*AVAILABLE DATA:*
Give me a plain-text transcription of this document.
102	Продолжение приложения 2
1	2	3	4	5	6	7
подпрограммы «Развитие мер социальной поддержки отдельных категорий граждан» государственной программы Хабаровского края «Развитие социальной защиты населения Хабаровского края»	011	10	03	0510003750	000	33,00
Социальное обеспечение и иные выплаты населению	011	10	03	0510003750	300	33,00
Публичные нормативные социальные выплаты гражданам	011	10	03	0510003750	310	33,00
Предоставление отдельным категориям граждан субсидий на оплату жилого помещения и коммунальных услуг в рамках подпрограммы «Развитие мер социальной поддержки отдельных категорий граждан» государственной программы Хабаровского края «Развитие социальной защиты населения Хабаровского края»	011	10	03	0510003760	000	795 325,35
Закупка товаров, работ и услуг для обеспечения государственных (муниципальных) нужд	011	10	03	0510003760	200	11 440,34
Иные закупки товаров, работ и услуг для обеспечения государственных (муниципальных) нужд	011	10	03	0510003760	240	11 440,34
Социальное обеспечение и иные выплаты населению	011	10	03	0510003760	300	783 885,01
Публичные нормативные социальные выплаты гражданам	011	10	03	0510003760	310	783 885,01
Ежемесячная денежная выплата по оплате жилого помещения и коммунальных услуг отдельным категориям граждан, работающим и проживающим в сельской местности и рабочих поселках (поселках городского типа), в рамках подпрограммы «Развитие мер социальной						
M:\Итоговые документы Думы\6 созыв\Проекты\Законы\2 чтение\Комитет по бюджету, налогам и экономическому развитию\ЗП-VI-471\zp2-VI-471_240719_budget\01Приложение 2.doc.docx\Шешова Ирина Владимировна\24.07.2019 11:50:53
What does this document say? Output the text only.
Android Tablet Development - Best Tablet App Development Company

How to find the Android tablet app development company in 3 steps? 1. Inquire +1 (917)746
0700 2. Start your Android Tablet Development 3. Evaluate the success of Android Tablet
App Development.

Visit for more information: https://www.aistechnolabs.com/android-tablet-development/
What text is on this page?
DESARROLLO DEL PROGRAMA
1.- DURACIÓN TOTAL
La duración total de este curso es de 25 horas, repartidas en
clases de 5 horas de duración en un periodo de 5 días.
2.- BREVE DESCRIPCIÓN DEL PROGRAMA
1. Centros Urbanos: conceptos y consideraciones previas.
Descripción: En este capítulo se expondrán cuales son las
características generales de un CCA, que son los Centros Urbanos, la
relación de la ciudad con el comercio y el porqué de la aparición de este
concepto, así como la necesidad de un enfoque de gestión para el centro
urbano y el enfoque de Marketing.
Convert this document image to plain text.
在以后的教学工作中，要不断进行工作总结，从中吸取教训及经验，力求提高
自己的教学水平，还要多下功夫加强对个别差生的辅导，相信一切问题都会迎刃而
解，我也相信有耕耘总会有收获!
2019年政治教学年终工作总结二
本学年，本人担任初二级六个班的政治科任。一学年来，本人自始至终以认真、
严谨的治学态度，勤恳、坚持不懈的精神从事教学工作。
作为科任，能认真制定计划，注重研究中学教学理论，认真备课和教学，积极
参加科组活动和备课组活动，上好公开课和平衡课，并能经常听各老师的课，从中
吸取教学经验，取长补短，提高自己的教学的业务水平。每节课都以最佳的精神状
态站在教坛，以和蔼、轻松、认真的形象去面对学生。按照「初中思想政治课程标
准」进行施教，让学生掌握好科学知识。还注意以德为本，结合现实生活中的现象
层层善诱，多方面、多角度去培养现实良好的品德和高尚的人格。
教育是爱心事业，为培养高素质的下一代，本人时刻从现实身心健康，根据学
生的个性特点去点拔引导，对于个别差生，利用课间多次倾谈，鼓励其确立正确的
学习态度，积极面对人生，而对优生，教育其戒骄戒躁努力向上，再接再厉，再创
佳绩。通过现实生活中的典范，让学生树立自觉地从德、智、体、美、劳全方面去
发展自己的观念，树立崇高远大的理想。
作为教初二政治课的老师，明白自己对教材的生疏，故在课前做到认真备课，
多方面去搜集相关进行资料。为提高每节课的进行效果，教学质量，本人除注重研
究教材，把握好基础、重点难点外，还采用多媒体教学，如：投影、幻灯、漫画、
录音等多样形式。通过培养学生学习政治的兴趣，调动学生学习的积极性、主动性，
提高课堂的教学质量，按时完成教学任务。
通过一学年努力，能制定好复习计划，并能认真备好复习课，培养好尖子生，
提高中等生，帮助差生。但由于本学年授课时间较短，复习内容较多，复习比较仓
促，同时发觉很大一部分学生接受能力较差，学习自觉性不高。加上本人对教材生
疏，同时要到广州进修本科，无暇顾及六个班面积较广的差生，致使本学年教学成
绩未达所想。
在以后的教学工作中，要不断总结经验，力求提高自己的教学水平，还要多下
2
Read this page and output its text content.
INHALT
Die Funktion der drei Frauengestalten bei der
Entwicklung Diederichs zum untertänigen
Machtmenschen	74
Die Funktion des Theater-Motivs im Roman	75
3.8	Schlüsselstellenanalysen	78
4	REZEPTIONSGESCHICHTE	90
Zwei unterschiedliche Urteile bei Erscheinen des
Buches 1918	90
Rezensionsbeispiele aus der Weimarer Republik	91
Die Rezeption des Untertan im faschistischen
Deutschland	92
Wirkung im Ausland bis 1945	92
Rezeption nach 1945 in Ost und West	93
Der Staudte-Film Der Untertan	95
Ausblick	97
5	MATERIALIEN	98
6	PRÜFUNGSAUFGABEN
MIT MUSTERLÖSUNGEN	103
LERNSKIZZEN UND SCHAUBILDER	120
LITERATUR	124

*WHAT YOU SHOULD DO:* Every line above should be printed again exactly as it stands.

*RESPONSE BELOW:*
Give me a plain-text transcription of this document.
102	Продолжение приложения 2
1	2	3	4	5	6	7
подпрограммы «Развитие мер социальной поддержки отдельных категорий граждан» государственной программы Хабаровского края «Развитие социальной защиты населения Хабаровского края»	011	10	03	0510003750	000	33,00
Социальное обеспечение и иные выплаты населению	011	10	03	0510003750	300	33,00
Публичные нормативные социальные выплаты гражданам	011	10	03	0510003750	310	33,00
Предоставление отдельным категориям граждан субсидий на оплату жилого помещения и коммунальных услуг в рамках подпрограммы «Развитие мер социальной поддержки отдельных категорий граждан» государственной программы Хабаровского края «Развитие социальной защиты населения Хабаровского края»	011	10	03	0510003760	000	795 325,35
Закупка товаров, работ и услуг для обеспечения государственных (муниципальных) нужд	011	10	03	0510003760	200	11 440,34
Иные закупки товаров, работ и услуг для обеспечения государственных (муниципальных) нужд	011	10	03	0510003760	240	11 440,34
Социальное обеспечение и иные выплаты населению	011	10	03	0510003760	300	783 885,01
Публичные нормативные социальные выплаты гражданам	011	10	03	0510003760	310	783 885,01
Ежемесячная денежная выплата по оплате жилого помещения и коммунальных услуг отдельным категориям граждан, работающим и проживающим в сельской местности и рабочих поселках (поселках городского типа), в рамках подпрограммы «Развитие мер социальной						
M:\Итоговые документы Думы\6 созыв\Проекты\Законы\2 чтение\Комитет по бюджету, налогам и экономическому развитию\ЗП-VI-471\zp2-VI-471_240719_budget\01Приложение 2.doc.docx\Шешова Ирина Владимировна\24.07.2019 11:50:53
What does this document say? Output the text only.
Android Tablet Development - Best Tablet App Development Company

How to find the Android tablet app development company in 3 steps? 1. Inquire +1 (917)746
0700 2. Start your Android Tablet Development 3. Evaluate the success of Android Tablet
App Development.

Visit for more information: https://www.aistechnolabs.com/android-tablet-development/
What text is on this page?
DESARROLLO DEL PROGRAMA
1.- DURACIÓN TOTAL
La duración total de este curso es de 25 horas, repartidas en
clases de 5 horas de duración en un periodo de 5 días.
2.- BREVE DESCRIPCIÓN DEL PROGRAMA
1. Centros Urbanos: conceptos y consideraciones previas.
Descripción: En este capítulo se expondrán cuales son las
características generales de un CCA, que son los Centros Urbanos, la
relación de la ciudad con el comercio y el porqué de la aparición de este
concepto, así como la necesidad de un enfoque de gestión para el centro
urbano y el enfoque de Marketing.
Convert this document image to plain text.
在以后的教学工作中，要不断进行工作总结，从中吸取教训及经验，力求提高
自己的教学水平，还要多下功夫加强对个别差生的辅导，相信一切问题都会迎刃而
解，我也相信有耕耘总会有收获!
2019年政治教学年终工作总结二
本学年，本人担任初二级六个班的政治科任。一学年来，本人自始至终以认真、
严谨的治学态度，勤恳、坚持不懈的精神从事教学工作。
作为科任，能认真制定计划，注重研究中学教学理论，认真备课和教学，积极
参加科组活动和备课组活动，上好公开课和平衡课，并能经常听各老师的课，从中
吸取教学经验，取长补短，提高自己的教学的业务水平。每节课都以最佳的精神状
态站在教坛，以和蔼、轻松、认真的形象去面对学生。按照「初中思想政治课程标
准」进行施教，让学生掌握好科学知识。还注意以德为本，结合现实生活中的现象
层层善诱，多方面、多角度去培养现实良好的品德和高尚的人格。
教育是爱心事业，为培养高素质的下一代，本人时刻从现实身心健康，根据学
生的个性特点去点拔引导，对于个别差生，利用课间多次倾谈，鼓励其确立正确的
学习态度，积极面对人生，而对优生，教育其戒骄戒躁努力向上，再接再厉，再创
佳绩。通过现实生活中的典范，让学生树立自觉地从德、智、体、美、劳全方面去
发展自己的观念，树立崇高远大的理想。
作为教初二政治课的老师，明白自己对教材的生疏，故在课前做到认真备课，
多方面去搜集相关进行资料。为提高每节课的进行效果，教学质量，本人除注重研
究教材，把握好基础、重点难点外，还采用多媒体教学，如：投影、幻灯、漫画、
录音等多样形式。通过培养学生学习政治的兴趣，调动学生学习的积极性、主动性，
提高课堂的教学质量，按时完成教学任务。
通过一学年努力，能制定好复习计划，并能认真备好复习课，培养好尖子生，
提高中等生，帮助差生。但由于本学年授课时间较短，复习内容较多，复习比较仓
促，同时发觉很大一部分学生接受能力较差，学习自觉性不高。加上本人对教材生
疏，同时要到广州进修本科，无暇顾及六个班面积较广的差生，致使本学年教学成
绩未达所想。
在以后的教学工作中，要不断总结经验，力求提高自己的教学水平，还要多下
2
Read this page and output its text content.
INHALT
Die Funktion der drei Frauengestalten bei der
Entwicklung Diederichs zum untertänigen
Machtmenschen	74
Die Funktion des Theater-Motivs im Roman	75
3.8	Schlüsselstellenanalysen	78
4	REZEPTIONSGESCHICHTE	90
Zwei unterschiedliche Urteile bei Erscheinen des
Buches 1918	90
Rezensionsbeispiele aus der Weimarer Republik	91
Die Rezeption des Untertan im faschistischen
Deutschland	92
Wirkung im Ausland bis 1945	92
Rezeption nach 1945 in Ost und West	93
Der Staudte-Film Der Untertan	95
Ausblick	97
5	MATERIALIEN	98
6	PRÜFUNGSAUFGABEN
MIT MUSTERLÖSUNGEN	103
LERNSKIZZEN UND SCHAUBILDER	120
LITERATUR	124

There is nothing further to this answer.